3. The Assessing Officer (AO) vide show cause notice dated 19.11.2019 show caused the Assessee “as to why the LTCG of Rs.8,47,921/-earned on account of sale of shares of aforesaid scrips as claimed as exempt, be not disallowed and treated as unexplained income and taxed accordingly”. The Assessee did not file any reply and therefore the AO by presuming that non -compliance of the Assessee clearly means that the Assessee has accepted the reason for reopening, ultimately disallowed the claim of the Assessee u/s 10(38) of the Act by treating the LTCG of Rs.8,47,921/- as bogus and unexplained cash credit and added back to the income of the Assessee u/s 68 of the Act mainly on the reason that price of the scrips was rigged in preplanned and manipulated manner and the Assessee did not disclose that the money that was used to buy shares was his own money and was routed with the help of Shri Naresh Jain.

- Extracted material

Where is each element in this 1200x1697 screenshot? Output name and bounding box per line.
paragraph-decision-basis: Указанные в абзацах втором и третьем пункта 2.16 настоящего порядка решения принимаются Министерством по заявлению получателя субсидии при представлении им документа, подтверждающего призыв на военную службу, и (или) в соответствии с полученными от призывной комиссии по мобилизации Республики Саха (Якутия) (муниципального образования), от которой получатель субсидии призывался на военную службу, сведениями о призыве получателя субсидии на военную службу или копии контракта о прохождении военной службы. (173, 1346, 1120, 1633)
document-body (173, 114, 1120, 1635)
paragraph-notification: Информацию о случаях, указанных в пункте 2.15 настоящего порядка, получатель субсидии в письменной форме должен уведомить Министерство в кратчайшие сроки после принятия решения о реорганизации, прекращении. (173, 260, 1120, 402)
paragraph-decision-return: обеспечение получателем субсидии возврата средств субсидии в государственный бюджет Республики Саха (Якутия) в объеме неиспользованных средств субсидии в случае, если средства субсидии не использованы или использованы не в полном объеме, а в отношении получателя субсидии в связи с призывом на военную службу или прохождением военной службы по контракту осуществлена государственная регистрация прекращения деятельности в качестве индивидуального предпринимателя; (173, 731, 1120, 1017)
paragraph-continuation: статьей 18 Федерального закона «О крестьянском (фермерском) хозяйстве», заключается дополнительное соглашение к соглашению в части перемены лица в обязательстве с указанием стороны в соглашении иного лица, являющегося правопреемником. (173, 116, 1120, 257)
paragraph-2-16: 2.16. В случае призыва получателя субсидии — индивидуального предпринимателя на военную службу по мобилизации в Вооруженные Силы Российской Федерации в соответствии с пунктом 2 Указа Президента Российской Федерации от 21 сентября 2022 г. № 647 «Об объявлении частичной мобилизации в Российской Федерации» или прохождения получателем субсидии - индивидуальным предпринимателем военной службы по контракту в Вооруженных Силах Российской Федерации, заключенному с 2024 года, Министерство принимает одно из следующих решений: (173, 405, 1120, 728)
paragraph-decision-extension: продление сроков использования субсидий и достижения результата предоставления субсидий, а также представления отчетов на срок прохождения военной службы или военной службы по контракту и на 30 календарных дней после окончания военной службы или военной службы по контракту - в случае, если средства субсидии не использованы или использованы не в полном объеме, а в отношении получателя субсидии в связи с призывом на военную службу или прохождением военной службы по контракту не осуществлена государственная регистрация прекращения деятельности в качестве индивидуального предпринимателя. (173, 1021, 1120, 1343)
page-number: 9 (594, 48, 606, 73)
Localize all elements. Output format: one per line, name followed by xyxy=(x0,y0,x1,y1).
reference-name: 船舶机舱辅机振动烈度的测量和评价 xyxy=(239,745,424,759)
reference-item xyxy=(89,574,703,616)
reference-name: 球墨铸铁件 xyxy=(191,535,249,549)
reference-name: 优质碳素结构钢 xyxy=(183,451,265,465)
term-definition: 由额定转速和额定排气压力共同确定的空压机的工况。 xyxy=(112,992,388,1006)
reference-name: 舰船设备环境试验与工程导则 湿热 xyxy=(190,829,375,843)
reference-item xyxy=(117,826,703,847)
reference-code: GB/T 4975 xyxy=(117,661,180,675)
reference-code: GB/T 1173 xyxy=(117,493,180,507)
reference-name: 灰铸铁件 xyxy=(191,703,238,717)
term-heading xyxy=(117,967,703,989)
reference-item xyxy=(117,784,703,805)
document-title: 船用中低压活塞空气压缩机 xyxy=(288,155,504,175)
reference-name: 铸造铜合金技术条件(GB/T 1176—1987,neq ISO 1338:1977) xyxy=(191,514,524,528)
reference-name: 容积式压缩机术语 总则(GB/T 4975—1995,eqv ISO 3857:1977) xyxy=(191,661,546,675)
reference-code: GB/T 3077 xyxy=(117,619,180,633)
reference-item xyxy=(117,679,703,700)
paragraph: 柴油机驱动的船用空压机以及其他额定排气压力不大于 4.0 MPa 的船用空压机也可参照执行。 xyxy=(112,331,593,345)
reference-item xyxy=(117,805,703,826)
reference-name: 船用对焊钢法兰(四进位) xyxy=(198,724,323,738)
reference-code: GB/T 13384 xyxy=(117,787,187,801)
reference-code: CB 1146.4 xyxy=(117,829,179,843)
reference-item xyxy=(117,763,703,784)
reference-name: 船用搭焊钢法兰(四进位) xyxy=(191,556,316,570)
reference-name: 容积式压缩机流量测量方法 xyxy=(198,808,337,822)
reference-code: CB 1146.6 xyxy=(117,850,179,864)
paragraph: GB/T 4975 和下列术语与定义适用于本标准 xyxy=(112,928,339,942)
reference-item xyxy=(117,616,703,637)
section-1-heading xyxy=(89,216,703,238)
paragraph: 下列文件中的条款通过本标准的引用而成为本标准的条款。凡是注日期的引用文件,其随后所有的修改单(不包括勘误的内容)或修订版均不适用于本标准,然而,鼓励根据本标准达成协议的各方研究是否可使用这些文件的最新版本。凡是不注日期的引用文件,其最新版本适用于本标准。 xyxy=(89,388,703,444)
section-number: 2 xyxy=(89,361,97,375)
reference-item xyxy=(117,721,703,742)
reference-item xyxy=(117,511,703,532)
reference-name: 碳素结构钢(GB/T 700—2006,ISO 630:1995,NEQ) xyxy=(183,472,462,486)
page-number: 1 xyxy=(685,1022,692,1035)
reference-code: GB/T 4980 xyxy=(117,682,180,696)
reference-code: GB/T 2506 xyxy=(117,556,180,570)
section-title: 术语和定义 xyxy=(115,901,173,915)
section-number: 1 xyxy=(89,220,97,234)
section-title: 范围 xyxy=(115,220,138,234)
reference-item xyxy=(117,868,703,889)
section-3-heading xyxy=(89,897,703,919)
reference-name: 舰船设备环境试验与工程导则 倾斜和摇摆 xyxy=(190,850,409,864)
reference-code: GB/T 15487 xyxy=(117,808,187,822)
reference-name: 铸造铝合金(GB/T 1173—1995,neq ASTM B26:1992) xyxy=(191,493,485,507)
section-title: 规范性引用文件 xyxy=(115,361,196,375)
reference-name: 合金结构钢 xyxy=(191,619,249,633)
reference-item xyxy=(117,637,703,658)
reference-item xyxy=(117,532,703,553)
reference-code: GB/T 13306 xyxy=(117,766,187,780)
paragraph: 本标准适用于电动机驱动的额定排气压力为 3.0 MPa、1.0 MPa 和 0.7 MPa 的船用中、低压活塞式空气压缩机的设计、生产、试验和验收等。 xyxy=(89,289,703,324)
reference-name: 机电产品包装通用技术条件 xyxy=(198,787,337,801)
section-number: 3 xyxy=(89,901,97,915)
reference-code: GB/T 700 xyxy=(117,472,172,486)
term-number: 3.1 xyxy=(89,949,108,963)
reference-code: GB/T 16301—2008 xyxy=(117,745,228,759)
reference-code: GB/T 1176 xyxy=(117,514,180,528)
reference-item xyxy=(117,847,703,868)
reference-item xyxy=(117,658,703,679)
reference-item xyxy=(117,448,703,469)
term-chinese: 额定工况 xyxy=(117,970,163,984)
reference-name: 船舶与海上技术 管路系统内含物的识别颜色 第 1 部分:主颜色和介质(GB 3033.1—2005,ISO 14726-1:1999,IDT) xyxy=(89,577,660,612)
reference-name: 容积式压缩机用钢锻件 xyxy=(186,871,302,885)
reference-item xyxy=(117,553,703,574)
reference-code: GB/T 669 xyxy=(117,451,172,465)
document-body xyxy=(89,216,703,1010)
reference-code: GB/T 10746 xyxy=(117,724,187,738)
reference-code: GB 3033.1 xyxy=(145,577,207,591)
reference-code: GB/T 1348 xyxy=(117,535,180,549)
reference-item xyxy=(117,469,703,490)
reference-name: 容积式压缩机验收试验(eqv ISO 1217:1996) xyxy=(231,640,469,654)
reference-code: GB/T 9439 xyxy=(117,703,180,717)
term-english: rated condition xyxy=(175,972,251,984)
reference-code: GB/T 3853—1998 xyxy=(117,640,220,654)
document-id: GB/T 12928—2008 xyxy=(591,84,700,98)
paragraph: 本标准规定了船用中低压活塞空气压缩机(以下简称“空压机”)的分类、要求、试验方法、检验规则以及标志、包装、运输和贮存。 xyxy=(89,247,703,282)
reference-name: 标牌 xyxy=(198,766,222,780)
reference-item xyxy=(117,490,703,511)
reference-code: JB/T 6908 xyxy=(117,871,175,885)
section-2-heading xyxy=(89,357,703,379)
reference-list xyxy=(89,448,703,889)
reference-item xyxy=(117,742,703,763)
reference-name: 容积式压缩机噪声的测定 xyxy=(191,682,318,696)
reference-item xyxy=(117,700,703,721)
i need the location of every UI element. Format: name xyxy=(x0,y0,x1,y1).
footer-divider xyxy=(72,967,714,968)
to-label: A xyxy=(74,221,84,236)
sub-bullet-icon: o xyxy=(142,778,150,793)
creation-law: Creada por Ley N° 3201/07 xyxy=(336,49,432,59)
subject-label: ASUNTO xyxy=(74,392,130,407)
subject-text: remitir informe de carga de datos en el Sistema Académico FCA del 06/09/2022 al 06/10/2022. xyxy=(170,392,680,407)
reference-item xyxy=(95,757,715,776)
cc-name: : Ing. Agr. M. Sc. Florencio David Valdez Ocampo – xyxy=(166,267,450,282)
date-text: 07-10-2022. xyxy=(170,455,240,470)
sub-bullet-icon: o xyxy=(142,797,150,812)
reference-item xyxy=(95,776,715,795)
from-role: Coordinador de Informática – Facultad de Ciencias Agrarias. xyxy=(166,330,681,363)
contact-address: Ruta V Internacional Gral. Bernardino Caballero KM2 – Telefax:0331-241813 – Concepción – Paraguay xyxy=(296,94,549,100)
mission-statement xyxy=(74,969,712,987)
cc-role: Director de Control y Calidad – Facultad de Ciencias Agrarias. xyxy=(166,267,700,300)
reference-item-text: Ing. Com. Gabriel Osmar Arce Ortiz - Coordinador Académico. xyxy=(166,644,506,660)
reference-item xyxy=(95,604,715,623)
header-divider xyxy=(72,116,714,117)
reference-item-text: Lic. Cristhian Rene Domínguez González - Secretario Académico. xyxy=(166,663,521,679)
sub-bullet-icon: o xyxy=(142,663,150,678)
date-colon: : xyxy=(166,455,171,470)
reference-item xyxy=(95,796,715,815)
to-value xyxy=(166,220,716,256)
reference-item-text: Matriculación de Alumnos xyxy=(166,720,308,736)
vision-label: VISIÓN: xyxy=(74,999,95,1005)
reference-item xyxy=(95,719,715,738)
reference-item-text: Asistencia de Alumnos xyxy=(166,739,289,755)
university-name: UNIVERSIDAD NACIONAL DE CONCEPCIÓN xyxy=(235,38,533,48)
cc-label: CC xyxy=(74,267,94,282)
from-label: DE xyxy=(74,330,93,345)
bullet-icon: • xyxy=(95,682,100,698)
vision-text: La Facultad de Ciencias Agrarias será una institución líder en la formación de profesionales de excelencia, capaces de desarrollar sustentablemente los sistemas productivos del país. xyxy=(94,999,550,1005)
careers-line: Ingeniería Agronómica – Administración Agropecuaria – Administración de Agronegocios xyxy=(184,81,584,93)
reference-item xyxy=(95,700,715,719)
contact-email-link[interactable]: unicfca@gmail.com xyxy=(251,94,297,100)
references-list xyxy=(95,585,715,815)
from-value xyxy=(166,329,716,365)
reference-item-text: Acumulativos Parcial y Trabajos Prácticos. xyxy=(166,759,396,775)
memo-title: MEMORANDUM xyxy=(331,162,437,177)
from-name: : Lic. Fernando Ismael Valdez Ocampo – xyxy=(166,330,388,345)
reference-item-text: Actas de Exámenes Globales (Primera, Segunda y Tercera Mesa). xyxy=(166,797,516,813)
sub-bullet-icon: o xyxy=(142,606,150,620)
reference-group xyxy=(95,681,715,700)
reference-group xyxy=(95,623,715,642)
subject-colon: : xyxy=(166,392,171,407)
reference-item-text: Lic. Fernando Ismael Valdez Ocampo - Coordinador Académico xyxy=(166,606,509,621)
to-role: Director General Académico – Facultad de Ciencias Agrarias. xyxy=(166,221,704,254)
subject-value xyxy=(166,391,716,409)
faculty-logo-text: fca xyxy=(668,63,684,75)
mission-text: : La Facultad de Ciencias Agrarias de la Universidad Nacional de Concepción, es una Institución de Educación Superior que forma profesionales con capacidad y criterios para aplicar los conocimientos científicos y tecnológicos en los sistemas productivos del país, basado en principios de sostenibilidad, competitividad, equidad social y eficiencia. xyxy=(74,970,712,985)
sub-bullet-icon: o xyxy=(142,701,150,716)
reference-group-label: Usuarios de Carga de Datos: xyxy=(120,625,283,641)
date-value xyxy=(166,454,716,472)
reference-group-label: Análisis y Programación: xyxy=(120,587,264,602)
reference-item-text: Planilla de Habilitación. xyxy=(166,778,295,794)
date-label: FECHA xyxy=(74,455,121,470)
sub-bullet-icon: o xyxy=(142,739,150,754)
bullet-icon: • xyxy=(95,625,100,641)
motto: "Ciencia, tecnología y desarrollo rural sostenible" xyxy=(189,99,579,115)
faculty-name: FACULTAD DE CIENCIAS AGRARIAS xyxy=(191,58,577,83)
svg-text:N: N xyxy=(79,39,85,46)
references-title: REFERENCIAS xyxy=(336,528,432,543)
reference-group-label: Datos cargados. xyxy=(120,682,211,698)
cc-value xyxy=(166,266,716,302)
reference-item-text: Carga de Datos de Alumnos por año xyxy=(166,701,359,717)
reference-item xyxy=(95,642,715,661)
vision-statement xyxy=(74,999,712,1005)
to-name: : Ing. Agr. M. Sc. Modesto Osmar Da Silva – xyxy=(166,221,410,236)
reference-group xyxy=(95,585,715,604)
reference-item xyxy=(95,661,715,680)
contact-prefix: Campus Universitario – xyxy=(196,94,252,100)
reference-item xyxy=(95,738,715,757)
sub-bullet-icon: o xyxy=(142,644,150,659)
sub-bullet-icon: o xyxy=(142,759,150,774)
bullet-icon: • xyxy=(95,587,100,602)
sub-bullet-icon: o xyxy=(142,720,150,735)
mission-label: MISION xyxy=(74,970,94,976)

- Work request A
List every term the Assessing Officer uses in the tax assessment excerpt to describe the LTCG of Rs.8,47,921/-, in either the show cause notice or the final order.
- Work request B
Continue the tax assessment excerpt, starting right after its final sentence.

- Written reply A
- unexplained income
- bogus
- unexplained cash credit

- Written reply B
4. The Assessee, being aggrieved, challenged the said addition before the Ld. Commissioner on legal issue i.e. reopening of case as well as on merit. The Ld. Commissioner vide impugned order not only held the reopening of the case as bad in law but also deleted the addition on merits mainly on the reasons “that the Assessee during the course of assessment proceedings duly filed the copies of contract notes, bank statement, details of STT paid and also computation of income. It is not the case of the AO that the broker through whom the Assessee had entered into the transaction of bolt, had ever admitted having indulged in any rigging as alleged. It is also not the case of the AO that the documentary evidence filed before him had any flaws or the AO could point out any fault with the same. Though the AO has held that Shri Naresh Jain had facilitated the Assessee to earn the bogus gain, however, the AO has not brought on record any material which showed that Shri Naresh Jain had either paid the money to the Assessee or for that matter any cash trail is there, which is prime to support the claim of the AO”.
The Ld. Commissioner further observed that it is true that price fluctuation does rise doubt about the transactions being non-genuine but presumption how so ever strong and it cannot partake the character to prove. Since the AO has failed to bring any evidence or found fault with the evidence produced, therefore the Ld. Commissioner by following the judgments of Hon’ble Delhi High Court as well as Hon’ble Gujarat High Court respectively rendered in the cases of Pr. CIT v. Smt. Krishna Devi ITR 361 (Delhi) and Pr. CIT v. Parasben kasturchand Kochar  (Gujarat) ultimately held that the addition made by the AO deserves to be deleted. The Ld. Commissioner further observed that the AO failed to appreciate that the Assessee has not claimed any LTCG/STCG. All purchases and sales are part of the profit & loss account, therefore the addition of Rs.8,47,321/- made by the AO is deleted.
5. The Revenue Department, being aggrieved, is in appeal before us.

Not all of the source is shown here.